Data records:
◇ ◇ ◇ ◇ ◇ ◇ ◇

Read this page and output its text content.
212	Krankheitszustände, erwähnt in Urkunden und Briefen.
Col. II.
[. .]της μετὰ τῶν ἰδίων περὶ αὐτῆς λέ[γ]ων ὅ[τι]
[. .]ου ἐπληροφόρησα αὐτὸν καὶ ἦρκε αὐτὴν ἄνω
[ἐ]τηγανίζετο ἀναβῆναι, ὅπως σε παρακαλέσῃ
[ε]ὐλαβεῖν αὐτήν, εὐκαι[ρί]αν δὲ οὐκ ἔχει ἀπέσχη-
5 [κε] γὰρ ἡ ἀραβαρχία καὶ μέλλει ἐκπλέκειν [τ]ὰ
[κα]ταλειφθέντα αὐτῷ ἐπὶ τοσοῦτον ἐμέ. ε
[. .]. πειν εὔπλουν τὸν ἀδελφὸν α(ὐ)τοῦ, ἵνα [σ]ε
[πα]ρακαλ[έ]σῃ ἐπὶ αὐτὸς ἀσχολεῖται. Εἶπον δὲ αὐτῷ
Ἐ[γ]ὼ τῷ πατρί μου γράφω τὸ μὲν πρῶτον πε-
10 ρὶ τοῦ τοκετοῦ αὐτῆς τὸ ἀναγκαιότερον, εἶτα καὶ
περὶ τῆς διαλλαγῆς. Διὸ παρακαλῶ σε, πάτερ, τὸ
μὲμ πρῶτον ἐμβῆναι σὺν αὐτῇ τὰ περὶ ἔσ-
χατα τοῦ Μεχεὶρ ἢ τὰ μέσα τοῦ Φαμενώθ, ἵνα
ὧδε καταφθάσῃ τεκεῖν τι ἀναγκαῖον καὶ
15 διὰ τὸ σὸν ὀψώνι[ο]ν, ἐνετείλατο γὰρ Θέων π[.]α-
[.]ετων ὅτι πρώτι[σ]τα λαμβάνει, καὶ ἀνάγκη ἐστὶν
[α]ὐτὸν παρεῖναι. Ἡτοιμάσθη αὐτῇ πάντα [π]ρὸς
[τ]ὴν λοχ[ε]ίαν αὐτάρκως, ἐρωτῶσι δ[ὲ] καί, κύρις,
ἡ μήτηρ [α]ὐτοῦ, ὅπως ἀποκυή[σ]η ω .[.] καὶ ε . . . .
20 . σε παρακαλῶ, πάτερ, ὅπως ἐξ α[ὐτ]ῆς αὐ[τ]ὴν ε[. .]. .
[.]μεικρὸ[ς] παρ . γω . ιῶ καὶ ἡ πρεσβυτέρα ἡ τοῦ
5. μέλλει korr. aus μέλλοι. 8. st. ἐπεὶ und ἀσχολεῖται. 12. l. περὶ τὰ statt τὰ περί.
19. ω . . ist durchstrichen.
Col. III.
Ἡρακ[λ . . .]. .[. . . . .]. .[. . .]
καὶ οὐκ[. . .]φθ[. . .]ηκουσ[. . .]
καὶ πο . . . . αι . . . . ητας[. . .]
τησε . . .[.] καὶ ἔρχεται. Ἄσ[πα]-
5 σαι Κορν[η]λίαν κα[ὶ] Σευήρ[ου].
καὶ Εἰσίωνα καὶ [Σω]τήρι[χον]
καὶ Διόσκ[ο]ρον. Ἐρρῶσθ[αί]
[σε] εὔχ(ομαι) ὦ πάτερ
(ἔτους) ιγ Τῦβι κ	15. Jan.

◇ ◇ ◇ ◇ ◇ ◇ ◇

» **To be done**: Please output the entire listing exactly as it stands.

» **The answer**:
Read this page and output its text content.
212	Krankheitszustände, erwähnt in Urkunden und Briefen.
Col. II.
[. .]της μετὰ τῶν ἰδίων περὶ αὐτῆς λέ[γ]ων ὅ[τι]
[. .]ου ἐπληροφόρησα αὐτὸν καὶ ἦρκε αὐτὴν ἄνω
[ἐ]τηγανίζετο ἀναβῆναι, ὅπως σε παρακαλέσῃ
[ε]ὐλαβεῖν αὐτήν, εὐκαι[ρί]αν δὲ οὐκ ἔχει ἀπέσχη-
5 [κε] γὰρ ἡ ἀραβαρχία καὶ μέλλει ἐκπλέκειν [τ]ὰ
[κα]ταλειφθέντα αὐτῷ ἐπὶ τοσοῦτον ἐμέ. ε
[. .]. πειν εὔπλουν τὸν ἀδελφὸν α(ὐ)τοῦ, ἵνα [σ]ε
[πα]ρακαλ[έ]σῃ ἐπὶ αὐτὸς ἀσχολεῖται. Εἶπον δὲ αὐτῷ
Ἐ[γ]ὼ τῷ πατρί μου γράφω τὸ μὲν πρῶτον πε-
10 ρὶ τοῦ τοκετοῦ αὐτῆς τὸ ἀναγκαιότερον, εἶτα καὶ
περὶ τῆς διαλλαγῆς. Διὸ παρακαλῶ σε, πάτερ, τὸ
μὲμ πρῶτον ἐμβῆναι σὺν αὐτῇ τὰ περὶ ἔσ-
χατα τοῦ Μεχεὶρ ἢ τὰ μέσα τοῦ Φαμενώθ, ἵνα
ὧδε καταφθάσῃ τεκεῖν τι ἀναγκαῖον καὶ
15 διὰ τὸ σὸν ὀψώνι[ο]ν, ἐνετείλατο γὰρ Θέων π[.]α-
[.]ετων ὅτι πρώτι[σ]τα λαμβάνει, καὶ ἀνάγκη ἐστὶν
[α]ὐτὸν παρεῖναι. Ἡτοιμάσθη αὐτῇ πάντα [π]ρὸς
[τ]ὴν λοχ[ε]ίαν αὐτάρκως, ἐρωτῶσι δ[ὲ] καί, κύρις,
ἡ μήτηρ [α]ὐτοῦ, ὅπως ἀποκυή[σ]η ω .[.] καὶ ε . . . .
20 . σε παρακαλῶ, πάτερ, ὅπως ἐξ α[ὐτ]ῆς αὐ[τ]ὴν ε[. .]. .
[.]μεικρὸ[ς] παρ . γω . ιῶ καὶ ἡ πρεσβυτέρα ἡ τοῦ
5. μέλλει korr. aus μέλλοι. 8. st. ἐπεὶ und ἀσχολεῖται. 12. l. περὶ τὰ statt τὰ περί.
19. ω . . ist durchstrichen.
Col. III.
Ἡρακ[λ . . .]. .[. . . . .]. .[. . .]
καὶ οὐκ[. . .]φθ[. . .]ηκουσ[. . .]
καὶ πο . . . . αι . . . . ητας[. . .]
τησε . . .[.] καὶ ἔρχεται. Ἄσ[πα]-
5 σαι Κορν[η]λίαν κα[ὶ] Σευήρ[ου].
καὶ Εἰσίωνα καὶ [Σω]τήρι[χον]
καὶ Διόσκ[ο]ρον. Ἐρρῶσθ[αί]
[σε] εὔχ(ομαι) ὦ πάτερ
(ἔτους) ιγ Τῦβι κ	15. Jan.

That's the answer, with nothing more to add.